Problem:
Output the material beneath exactly, leaving nothing out.

++++++++++++++++++++

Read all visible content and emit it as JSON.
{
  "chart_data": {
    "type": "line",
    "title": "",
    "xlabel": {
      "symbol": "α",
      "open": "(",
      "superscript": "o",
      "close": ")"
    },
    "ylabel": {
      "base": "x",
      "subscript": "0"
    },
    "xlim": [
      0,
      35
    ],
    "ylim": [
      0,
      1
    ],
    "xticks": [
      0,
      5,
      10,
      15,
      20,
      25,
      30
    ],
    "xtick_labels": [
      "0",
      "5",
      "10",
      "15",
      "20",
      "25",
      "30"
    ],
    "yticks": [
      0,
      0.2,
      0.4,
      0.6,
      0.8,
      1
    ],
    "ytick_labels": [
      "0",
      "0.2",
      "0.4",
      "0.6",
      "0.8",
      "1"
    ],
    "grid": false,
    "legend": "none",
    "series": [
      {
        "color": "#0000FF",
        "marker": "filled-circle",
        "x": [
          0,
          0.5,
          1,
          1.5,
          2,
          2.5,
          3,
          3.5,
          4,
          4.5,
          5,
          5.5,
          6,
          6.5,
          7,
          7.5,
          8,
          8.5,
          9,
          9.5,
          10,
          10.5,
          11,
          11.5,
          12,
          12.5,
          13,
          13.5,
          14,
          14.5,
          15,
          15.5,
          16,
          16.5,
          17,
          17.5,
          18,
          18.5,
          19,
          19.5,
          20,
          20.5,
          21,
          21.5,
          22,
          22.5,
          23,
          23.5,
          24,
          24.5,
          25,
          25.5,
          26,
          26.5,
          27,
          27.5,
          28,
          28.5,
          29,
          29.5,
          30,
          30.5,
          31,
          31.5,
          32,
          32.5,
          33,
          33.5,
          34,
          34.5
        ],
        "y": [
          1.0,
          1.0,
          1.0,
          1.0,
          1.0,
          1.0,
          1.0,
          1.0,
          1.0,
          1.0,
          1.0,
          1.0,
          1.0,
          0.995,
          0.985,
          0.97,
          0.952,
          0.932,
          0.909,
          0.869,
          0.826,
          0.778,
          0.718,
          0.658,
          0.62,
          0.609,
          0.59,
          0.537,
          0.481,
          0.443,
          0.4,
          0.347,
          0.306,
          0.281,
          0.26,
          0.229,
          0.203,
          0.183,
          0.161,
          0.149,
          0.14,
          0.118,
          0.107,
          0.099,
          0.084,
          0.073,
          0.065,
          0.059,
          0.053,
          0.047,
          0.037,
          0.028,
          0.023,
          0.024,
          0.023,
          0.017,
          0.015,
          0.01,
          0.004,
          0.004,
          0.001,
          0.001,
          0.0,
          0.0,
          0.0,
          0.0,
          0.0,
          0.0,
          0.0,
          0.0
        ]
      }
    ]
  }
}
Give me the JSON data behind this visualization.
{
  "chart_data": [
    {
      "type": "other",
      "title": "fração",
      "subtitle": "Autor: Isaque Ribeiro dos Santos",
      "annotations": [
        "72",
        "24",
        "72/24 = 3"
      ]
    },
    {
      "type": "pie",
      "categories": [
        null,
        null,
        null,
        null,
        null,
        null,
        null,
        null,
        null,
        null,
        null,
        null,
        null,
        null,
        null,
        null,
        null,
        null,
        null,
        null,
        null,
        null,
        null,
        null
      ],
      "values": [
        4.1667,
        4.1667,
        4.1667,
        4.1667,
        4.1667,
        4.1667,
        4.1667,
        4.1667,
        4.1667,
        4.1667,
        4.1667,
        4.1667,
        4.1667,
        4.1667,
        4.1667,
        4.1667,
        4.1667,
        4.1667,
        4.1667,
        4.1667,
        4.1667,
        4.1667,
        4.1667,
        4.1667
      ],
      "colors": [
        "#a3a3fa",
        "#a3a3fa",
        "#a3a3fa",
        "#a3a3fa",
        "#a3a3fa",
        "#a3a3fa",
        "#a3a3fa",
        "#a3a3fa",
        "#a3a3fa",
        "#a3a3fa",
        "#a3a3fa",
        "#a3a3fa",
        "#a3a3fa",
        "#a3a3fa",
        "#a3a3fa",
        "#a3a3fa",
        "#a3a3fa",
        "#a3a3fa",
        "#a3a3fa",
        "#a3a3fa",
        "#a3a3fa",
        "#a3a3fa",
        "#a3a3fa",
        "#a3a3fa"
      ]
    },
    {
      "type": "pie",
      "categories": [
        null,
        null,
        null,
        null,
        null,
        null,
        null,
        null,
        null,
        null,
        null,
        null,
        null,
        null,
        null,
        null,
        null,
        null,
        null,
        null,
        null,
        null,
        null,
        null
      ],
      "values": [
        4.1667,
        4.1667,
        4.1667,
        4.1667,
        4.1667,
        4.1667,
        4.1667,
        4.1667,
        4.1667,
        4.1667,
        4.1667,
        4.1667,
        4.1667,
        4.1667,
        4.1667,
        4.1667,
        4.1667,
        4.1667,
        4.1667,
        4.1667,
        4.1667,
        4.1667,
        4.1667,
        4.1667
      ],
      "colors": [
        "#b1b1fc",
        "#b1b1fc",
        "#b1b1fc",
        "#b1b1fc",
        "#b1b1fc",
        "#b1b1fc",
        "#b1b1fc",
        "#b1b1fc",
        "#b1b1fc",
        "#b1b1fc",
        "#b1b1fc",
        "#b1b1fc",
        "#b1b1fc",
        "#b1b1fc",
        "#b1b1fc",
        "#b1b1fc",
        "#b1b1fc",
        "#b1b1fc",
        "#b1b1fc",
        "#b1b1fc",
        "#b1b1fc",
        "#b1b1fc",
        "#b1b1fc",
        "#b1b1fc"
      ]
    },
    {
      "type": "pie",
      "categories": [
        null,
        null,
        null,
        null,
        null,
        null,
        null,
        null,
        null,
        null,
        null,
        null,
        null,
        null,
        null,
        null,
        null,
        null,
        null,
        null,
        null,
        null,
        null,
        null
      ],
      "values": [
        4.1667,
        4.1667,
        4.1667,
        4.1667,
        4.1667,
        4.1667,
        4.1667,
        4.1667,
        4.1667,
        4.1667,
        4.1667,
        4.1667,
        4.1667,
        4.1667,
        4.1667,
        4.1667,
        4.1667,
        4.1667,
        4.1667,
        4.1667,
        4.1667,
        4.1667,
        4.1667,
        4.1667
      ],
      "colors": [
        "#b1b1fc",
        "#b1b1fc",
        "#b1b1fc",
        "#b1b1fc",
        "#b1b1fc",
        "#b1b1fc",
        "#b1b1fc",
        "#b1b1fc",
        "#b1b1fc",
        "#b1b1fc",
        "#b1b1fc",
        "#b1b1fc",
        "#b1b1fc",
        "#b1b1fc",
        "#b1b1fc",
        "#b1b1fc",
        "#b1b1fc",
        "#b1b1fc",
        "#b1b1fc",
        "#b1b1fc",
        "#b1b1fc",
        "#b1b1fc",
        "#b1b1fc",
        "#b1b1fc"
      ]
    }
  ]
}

++++++++++++++++++++

Solution to the problem:
Read all visible content and emit it as JSON.
{
  "chart_data": {
    "type": "line",
    "title": "",
    "xlabel": {
      "symbol": "α",
      "open": "(",
      "superscript": "o",
      "close": ")"
    },
    "ylabel": {
      "base": "x",
      "subscript": "0"
    },
    "xlim": [
      0,
      35
    ],
    "ylim": [
      0,
      1
    ],
    "xticks": [
      0,
      5,
      10,
      15,
      20,
      25,
      30
    ],
    "xtick_labels": [
      "0",
      "5",
      "10",
      "15",
      "20",
      "25",
      "30"
    ],
    "yticks": [
      0,
      0.2,
      0.4,
      0.6,
      0.8,
      1
    ],
    "ytick_labels": [
      "0",
      "0.2",
      "0.4",
      "0.6",
      "0.8",
      "1"
    ],
    "grid": false,
    "legend": "none",
    "series": [
      {
        "color": "#0000FF",
        "marker": "filled-circle",
        "x": [
          0,
          0.5,
          1,
          1.5,
          2,
          2.5,
          3,
          3.5,
          4,
          4.5,
          5,
          5.5,
          6,
          6.5,
          7,
          7.5,
          8,
          8.5,
          9,
          9.5,
          10,
          10.5,
          11,
          11.5,
          12,
          12.5,
          13,
          13.5,
          14,
          14.5,
          15,
          15.5,
          16,
          16.5,
          17,
          17.5,
          18,
          18.5,
          19,
          19.5,
          20,
          20.5,
          21,
          21.5,
          22,
          22.5,
          23,
          23.5,
          24,
          24.5,
          25,
          25.5,
          26,
          26.5,
          27,
          27.5,
          28,
          28.5,
          29,
          29.5,
          30,
          30.5,
          31,
          31.5,
          32,
          32.5,
          33,
          33.5,
          34,
          34.5
        ],
        "y": [
          1.0,
          1.0,
          1.0,
          1.0,
          1.0,
          1.0,
          1.0,
          1.0,
          1.0,
          1.0,
          1.0,
          1.0,
          1.0,
          0.995,
          0.985,
          0.97,
          0.952,
          0.932,
          0.909,
          0.869,
          0.826,
          0.778,
          0.718,
          0.658,
          0.62,
          0.609,
          0.59,
          0.537,
          0.481,
          0.443,
          0.4,
          0.347,
          0.306,
          0.281,
          0.26,
          0.229,
          0.203,
          0.183,
          0.161,
          0.149,
          0.14,
          0.118,
          0.107,
          0.099,
          0.084,
          0.073,
          0.065,
          0.059,
          0.053,
          0.047,
          0.037,
          0.028,
          0.023,
          0.024,
          0.023,
          0.017,
          0.015,
          0.01,
          0.004,
          0.004,
          0.001,
          0.001,
          0.0,
          0.0,
          0.0,
          0.0,
          0.0,
          0.0,
          0.0,
          0.0
        ]
      }
    ]
  }
}
Give me the JSON data behind this visualization.
{
  "chart_data": [
    {
      "type": "other",
      "title": "fração",
      "subtitle": "Autor: Isaque Ribeiro dos Santos",
      "annotations": [
        "72",
        "24",
        "72/24 = 3"
      ]
    },
    {
      "type": "pie",
      "categories": [
        null,
        null,
        null,
        null,
        null,
        null,
        null,
        null,
        null,
        null,
        null,
        null,
        null,
        null,
        null,
        null,
        null,
        null,
        null,
        null,
        null,
        null,
        null,
        null
      ],
      "values": [
        4.1667,
        4.1667,
        4.1667,
        4.1667,
        4.1667,
        4.1667,
        4.1667,
        4.1667,
        4.1667,
        4.1667,
        4.1667,
        4.1667,
        4.1667,
        4.1667,
        4.1667,
        4.1667,
        4.1667,
        4.1667,
        4.1667,
        4.1667,
        4.1667,
        4.1667,
        4.1667,
        4.1667
      ],
      "colors": [
        "#a3a3fa",
        "#a3a3fa",
        "#a3a3fa",
        "#a3a3fa",
        "#a3a3fa",
        "#a3a3fa",
        "#a3a3fa",
        "#a3a3fa",
        "#a3a3fa",
        "#a3a3fa",
        "#a3a3fa",
        "#a3a3fa",
        "#a3a3fa",
        "#a3a3fa",
        "#a3a3fa",
        "#a3a3fa",
        "#a3a3fa",
        "#a3a3fa",
        "#a3a3fa",
        "#a3a3fa",
        "#a3a3fa",
        "#a3a3fa",
        "#a3a3fa",
        "#a3a3fa"
      ]
    },
    {
      "type": "pie",
      "categories": [
        null,
        null,
        null,
        null,
        null,
        null,
        null,
        null,
        null,
        null,
        null,
        null,
        null,
        null,
        null,
        null,
        null,
        null,
        null,
        null,
        null,
        null,
        null,
        null
      ],
      "values": [
        4.1667,
        4.1667,
        4.1667,
        4.1667,
        4.1667,
        4.1667,
        4.1667,
        4.1667,
        4.1667,
        4.1667,
        4.1667,
        4.1667,
        4.1667,
        4.1667,
        4.1667,
        4.1667,
        4.1667,
        4.1667,
        4.1667,
        4.1667,
        4.1667,
        4.1667,
        4.1667,
        4.1667
      ],
      "colors": [
        "#b1b1fc",
        "#b1b1fc",
        "#b1b1fc",
        "#b1b1fc",
        "#b1b1fc",
        "#b1b1fc",
        "#b1b1fc",
        "#b1b1fc",
        "#b1b1fc",
        "#b1b1fc",
        "#b1b1fc",
        "#b1b1fc",
        "#b1b1fc",
        "#b1b1fc",
        "#b1b1fc",
        "#b1b1fc",
        "#b1b1fc",
        "#b1b1fc",
        "#b1b1fc",
        "#b1b1fc",
        "#b1b1fc",
        "#b1b1fc",
        "#b1b1fc",
        "#b1b1fc"
      ]
    },
    {
      "type": "pie",
      "categories": [
        null,
        null,
        null,
        null,
        null,
        null,
        null,
        null,
        null,
        null,
        null,
        null,
        null,
        null,
        null,
        null,
        null,
        null,
        null,
        null,
        null,
        null,
        null,
        null
      ],
      "values": [
        4.1667,
        4.1667,
        4.1667,
        4.1667,
        4.1667,
        4.1667,
        4.1667,
        4.1667,
        4.1667,
        4.1667,
        4.1667,
        4.1667,
        4.1667,
        4.1667,
        4.1667,
        4.1667,
        4.1667,
        4.1667,
        4.1667,
        4.1667,
        4.1667,
        4.1667,
        4.1667,
        4.1667
      ],
      "colors": [
        "#b1b1fc",
        "#b1b1fc",
        "#b1b1fc",
        "#b1b1fc",
        "#b1b1fc",
        "#b1b1fc",
        "#b1b1fc",
        "#b1b1fc",
        "#b1b1fc",
        "#b1b1fc",
        "#b1b1fc",
        "#b1b1fc",
        "#b1b1fc",
        "#b1b1fc",
        "#b1b1fc",
        "#b1b1fc",
        "#b1b1fc",
        "#b1b1fc",
        "#b1b1fc",
        "#b1b1fc",
        "#b1b1fc",
        "#b1b1fc",
        "#b1b1fc",
        "#b1b1fc"
      ]
    }
  ]
}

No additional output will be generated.